[Begin Given data]
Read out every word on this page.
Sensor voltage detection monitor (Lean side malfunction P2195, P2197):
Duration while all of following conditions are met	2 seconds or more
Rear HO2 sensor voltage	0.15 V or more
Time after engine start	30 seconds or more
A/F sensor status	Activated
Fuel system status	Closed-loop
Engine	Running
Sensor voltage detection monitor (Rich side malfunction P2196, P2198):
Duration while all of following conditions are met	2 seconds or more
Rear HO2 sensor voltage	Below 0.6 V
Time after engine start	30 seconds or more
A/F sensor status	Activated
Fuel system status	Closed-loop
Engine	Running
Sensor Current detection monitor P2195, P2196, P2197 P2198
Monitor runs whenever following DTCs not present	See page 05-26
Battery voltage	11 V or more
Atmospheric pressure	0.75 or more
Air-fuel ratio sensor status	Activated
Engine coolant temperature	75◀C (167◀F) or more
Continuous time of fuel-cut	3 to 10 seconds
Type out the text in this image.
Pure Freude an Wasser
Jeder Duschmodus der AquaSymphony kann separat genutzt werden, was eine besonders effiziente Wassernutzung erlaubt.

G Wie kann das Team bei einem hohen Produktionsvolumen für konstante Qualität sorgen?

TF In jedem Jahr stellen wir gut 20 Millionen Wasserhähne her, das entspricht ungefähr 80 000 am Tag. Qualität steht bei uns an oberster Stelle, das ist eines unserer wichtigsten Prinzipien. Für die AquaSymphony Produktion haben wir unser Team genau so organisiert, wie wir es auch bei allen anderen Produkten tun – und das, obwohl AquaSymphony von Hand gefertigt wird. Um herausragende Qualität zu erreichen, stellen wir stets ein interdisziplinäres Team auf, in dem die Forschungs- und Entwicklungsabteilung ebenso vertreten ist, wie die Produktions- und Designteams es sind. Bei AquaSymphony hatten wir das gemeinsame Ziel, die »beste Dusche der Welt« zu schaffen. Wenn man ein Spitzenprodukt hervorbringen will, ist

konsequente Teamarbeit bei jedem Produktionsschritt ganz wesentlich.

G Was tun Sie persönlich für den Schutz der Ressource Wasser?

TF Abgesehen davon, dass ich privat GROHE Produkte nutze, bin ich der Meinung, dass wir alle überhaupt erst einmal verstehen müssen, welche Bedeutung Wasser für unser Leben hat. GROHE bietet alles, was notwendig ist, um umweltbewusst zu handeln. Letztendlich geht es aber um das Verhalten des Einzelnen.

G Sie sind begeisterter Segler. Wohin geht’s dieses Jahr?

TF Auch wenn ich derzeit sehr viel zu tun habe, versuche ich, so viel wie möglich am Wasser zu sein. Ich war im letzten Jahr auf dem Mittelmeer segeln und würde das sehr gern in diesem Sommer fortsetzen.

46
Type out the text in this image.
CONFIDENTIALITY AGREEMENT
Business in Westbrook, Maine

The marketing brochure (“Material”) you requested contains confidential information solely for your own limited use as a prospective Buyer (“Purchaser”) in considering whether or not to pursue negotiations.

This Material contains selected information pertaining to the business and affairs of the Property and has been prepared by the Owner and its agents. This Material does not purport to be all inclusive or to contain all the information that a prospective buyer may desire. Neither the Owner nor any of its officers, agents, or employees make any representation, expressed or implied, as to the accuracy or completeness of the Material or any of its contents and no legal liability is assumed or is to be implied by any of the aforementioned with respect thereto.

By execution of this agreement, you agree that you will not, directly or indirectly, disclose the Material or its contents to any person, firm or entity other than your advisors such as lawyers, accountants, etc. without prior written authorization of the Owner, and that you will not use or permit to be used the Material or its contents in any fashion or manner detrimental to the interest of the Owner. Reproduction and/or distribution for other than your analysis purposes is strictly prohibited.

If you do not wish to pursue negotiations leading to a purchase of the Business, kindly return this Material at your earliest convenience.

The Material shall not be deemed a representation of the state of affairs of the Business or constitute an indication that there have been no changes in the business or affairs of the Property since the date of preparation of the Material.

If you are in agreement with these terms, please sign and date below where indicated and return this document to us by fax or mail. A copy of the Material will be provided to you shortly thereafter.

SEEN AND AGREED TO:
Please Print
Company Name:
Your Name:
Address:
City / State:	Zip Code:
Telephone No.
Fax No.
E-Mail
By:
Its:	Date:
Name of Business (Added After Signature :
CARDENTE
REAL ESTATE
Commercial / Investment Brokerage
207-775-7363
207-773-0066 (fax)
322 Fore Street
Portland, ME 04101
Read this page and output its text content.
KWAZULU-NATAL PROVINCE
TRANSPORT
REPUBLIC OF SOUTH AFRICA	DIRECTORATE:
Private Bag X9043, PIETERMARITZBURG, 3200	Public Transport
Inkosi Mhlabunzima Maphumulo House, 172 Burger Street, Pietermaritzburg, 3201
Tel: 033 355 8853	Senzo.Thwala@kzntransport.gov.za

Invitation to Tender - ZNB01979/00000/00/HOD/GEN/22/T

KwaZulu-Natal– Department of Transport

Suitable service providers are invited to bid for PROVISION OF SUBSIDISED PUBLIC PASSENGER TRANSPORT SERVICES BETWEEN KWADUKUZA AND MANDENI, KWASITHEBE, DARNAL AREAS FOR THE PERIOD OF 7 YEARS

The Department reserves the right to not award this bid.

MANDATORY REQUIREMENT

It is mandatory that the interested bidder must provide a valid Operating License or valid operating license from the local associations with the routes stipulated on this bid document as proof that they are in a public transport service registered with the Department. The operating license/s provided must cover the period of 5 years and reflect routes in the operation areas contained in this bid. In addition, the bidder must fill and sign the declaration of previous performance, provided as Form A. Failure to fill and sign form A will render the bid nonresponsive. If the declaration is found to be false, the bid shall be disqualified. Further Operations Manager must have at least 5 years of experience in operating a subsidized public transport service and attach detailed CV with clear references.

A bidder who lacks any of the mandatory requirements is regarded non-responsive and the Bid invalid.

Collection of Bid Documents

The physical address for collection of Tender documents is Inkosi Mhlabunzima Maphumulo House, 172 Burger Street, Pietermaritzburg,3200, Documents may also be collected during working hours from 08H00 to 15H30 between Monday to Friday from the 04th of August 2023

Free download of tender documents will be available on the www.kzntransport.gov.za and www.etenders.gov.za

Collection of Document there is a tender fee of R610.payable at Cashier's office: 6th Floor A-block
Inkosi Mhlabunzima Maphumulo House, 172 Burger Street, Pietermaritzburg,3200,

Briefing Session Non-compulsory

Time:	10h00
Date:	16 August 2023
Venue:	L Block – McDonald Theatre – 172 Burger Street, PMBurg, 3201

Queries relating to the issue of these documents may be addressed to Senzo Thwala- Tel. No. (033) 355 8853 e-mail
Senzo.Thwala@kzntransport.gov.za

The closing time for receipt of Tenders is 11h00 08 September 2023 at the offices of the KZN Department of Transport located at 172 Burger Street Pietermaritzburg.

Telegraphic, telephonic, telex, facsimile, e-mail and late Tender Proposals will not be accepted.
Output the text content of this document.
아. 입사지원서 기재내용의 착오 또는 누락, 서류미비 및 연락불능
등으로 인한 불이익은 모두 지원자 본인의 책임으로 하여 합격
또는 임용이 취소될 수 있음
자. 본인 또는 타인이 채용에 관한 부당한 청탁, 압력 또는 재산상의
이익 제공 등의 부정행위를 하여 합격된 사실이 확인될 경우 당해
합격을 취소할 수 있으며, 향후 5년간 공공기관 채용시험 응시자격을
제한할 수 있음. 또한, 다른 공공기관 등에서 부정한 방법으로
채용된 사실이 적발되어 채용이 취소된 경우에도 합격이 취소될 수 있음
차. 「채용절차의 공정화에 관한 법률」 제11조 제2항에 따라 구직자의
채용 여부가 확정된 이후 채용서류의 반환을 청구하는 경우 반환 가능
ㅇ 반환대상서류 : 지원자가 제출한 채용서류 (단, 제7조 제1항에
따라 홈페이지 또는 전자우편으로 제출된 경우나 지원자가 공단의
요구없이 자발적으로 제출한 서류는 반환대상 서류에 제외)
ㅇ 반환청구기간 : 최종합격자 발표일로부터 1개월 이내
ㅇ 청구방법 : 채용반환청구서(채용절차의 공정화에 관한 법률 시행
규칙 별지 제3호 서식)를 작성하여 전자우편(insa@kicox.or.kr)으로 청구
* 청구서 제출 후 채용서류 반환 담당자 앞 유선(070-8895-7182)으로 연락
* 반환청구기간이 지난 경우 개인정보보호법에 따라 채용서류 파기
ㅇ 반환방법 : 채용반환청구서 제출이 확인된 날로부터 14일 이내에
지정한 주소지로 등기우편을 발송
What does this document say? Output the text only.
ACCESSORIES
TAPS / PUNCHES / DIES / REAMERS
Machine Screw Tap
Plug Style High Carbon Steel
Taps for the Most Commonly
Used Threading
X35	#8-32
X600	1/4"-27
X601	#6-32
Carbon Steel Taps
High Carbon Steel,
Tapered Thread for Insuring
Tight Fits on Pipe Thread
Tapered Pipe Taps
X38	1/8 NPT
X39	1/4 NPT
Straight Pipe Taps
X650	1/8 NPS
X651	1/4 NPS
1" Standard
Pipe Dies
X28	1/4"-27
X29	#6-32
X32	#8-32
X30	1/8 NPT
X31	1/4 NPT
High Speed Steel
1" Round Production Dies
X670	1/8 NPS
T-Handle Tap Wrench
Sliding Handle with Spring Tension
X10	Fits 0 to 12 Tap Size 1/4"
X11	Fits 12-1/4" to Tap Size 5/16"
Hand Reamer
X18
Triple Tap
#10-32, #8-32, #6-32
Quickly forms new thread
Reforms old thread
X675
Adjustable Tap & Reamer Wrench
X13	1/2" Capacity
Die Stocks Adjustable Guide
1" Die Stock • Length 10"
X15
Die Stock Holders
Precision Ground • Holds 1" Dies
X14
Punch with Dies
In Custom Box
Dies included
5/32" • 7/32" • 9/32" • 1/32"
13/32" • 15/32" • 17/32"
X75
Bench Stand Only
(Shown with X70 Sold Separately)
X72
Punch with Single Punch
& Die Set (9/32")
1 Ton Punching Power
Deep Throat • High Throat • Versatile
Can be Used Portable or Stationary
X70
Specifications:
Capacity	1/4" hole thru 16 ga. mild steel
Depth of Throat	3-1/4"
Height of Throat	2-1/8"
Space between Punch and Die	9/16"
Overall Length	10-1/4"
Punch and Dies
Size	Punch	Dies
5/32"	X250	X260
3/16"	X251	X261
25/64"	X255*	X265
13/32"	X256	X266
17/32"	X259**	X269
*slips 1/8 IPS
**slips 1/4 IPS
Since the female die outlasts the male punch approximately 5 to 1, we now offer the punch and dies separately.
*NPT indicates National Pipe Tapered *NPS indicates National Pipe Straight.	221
[End Given data]
- [Your objective]: Find all lines where the word "Capacity" appears. Copy them.

- [Exercise output]:
X13	1/2" Capacity
Capacity	1/4" hole thru 16 ga. mild steel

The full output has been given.